Present the following data again exactly as it is shown.

— start —

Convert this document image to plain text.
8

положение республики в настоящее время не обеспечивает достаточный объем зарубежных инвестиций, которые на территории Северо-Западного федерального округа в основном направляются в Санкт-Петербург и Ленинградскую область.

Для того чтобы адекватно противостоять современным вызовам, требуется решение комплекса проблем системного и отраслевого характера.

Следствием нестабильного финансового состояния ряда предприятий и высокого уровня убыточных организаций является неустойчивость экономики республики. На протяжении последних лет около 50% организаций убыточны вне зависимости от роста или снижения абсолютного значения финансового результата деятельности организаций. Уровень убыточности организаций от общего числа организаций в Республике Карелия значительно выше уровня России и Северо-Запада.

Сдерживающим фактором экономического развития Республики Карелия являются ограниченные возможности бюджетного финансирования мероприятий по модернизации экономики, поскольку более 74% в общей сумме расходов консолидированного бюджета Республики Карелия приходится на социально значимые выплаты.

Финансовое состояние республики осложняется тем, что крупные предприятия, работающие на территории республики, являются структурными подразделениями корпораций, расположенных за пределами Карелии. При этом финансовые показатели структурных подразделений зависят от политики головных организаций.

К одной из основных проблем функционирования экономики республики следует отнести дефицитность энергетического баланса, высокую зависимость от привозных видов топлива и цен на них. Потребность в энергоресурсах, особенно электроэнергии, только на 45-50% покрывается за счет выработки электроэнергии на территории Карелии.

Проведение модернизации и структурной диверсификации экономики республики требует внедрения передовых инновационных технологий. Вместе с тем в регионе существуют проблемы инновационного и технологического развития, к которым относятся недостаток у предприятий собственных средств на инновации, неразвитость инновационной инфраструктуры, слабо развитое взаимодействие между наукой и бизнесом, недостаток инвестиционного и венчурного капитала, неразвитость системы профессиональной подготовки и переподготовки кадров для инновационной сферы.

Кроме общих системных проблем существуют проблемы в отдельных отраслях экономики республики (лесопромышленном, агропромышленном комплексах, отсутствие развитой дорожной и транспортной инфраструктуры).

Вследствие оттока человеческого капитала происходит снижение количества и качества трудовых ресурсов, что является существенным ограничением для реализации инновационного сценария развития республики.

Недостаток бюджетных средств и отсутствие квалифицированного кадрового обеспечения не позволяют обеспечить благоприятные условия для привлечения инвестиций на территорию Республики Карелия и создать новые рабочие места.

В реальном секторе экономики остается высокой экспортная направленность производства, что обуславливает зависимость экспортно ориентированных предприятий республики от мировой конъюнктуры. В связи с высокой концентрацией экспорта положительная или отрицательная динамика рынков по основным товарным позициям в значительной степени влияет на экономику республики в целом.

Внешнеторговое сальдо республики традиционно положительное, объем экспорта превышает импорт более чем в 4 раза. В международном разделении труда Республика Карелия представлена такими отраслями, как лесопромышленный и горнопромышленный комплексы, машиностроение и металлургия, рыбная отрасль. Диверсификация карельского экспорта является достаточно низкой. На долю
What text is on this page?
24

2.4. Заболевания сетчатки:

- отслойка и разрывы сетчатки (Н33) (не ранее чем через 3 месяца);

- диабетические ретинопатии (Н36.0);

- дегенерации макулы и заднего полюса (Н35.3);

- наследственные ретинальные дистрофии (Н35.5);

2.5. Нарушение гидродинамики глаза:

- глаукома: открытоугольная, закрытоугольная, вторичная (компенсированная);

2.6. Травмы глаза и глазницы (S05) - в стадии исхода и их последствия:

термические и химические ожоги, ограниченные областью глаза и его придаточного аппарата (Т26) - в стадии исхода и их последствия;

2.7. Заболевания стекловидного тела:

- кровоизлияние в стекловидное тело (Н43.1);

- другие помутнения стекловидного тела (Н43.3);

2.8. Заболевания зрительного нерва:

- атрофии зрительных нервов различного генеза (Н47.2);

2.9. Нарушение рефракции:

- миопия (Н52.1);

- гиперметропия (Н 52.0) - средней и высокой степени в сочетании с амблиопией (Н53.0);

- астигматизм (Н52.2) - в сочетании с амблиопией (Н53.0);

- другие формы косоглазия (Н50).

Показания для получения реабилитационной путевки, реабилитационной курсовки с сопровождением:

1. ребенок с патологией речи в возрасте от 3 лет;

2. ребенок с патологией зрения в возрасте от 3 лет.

— end —

* EXPECTED ANSWER *
Convert this document image to plain text.
8

положение республики в настоящее время не обеспечивает достаточный объем зарубежных инвестиций, которые на территории Северо-Западного федерального округа в основном направляются в Санкт-Петербург и Ленинградскую область.

Для того чтобы адекватно противостоять современным вызовам, требуется решение комплекса проблем системного и отраслевого характера.

Следствием нестабильного финансового состояния ряда предприятий и высокого уровня убыточных организаций является неустойчивость экономики республики. На протяжении последних лет около 50% организаций убыточны вне зависимости от роста или снижения абсолютного значения финансового результата деятельности организаций. Уровень убыточности организаций от общего числа организаций в Республике Карелия значительно выше уровня России и Северо-Запада.

Сдерживающим фактором экономического развития Республики Карелия являются ограниченные возможности бюджетного финансирования мероприятий по модернизации экономики, поскольку более 74% в общей сумме расходов консолидированного бюджета Республики Карелия приходится на социально значимые выплаты.

Финансовое состояние республики осложняется тем, что крупные предприятия, работающие на территории республики, являются структурными подразделениями корпораций, расположенных за пределами Карелии. При этом финансовые показатели структурных подразделений зависят от политики головных организаций.

К одной из основных проблем функционирования экономики республики следует отнести дефицитность энергетического баланса, высокую зависимость от привозных видов топлива и цен на них. Потребность в энергоресурсах, особенно электроэнергии, только на 45-50% покрывается за счет выработки электроэнергии на территории Карелии.

Проведение модернизации и структурной диверсификации экономики республики требует внедрения передовых инновационных технологий. Вместе с тем в регионе существуют проблемы инновационного и технологического развития, к которым относятся недостаток у предприятий собственных средств на инновации, неразвитость инновационной инфраструктуры, слабо развитое взаимодействие между наукой и бизнесом, недостаток инвестиционного и венчурного капитала, неразвитость системы профессиональной подготовки и переподготовки кадров для инновационной сферы.

Кроме общих системных проблем существуют проблемы в отдельных отраслях экономики республики (лесопромышленном, агропромышленном комплексах, отсутствие развитой дорожной и транспортной инфраструктуры).

Вследствие оттока человеческого капитала происходит снижение количества и качества трудовых ресурсов, что является существенным ограничением для реализации инновационного сценария развития республики.

Недостаток бюджетных средств и отсутствие квалифицированного кадрового обеспечения не позволяют обеспечить благоприятные условия для привлечения инвестиций на территорию Республики Карелия и создать новые рабочие места.

В реальном секторе экономики остается высокой экспортная направленность производства, что обуславливает зависимость экспортно ориентированных предприятий республики от мировой конъюнктуры. В связи с высокой концентрацией экспорта положительная или отрицательная динамика рынков по основным товарным позициям в значительной степени влияет на экономику республики в целом.

Внешнеторговое сальдо республики традиционно положительное, объем экспорта превышает импорт более чем в 4 раза. В международном разделении труда Республика Карелия представлена такими отраслями, как лесопромышленный и горнопромышленный комплексы, машиностроение и металлургия, рыбная отрасль. Диверсификация карельского экспорта является достаточно низкой. На долю
What text is on this page?
24

2.4. Заболевания сетчатки:

- отслойка и разрывы сетчатки (Н33) (не ранее чем через 3 месяца);

- диабетические ретинопатии (Н36.0);

- дегенерации макулы и заднего полюса (Н35.3);

- наследственные ретинальные дистрофии (Н35.5);

2.5. Нарушение гидродинамики глаза:

- глаукома: открытоугольная, закрытоугольная, вторичная (компенсированная);

2.6. Травмы глаза и глазницы (S05) - в стадии исхода и их последствия:

термические и химические ожоги, ограниченные областью глаза и его придаточного аппарата (Т26) - в стадии исхода и их последствия;

2.7. Заболевания стекловидного тела:

- кровоизлияние в стекловидное тело (Н43.1);

- другие помутнения стекловидного тела (Н43.3);

2.8. Заболевания зрительного нерва:

- атрофии зрительных нервов различного генеза (Н47.2);

2.9. Нарушение рефракции:

- миопия (Н52.1);

- гиперметропия (Н 52.0) - средней и высокой степени в сочетании с амблиопией (Н53.0);

- астигматизм (Н52.2) - в сочетании с амблиопией (Н53.0);

- другие формы косоглазия (Н50).

Показания для получения реабилитационной путевки, реабилитационной курсовки с сопровождением:

1. ребенок с патологией речи в возрасте от 3 лет;

2. ребенок с патологией зрения в возрасте от 3 лет.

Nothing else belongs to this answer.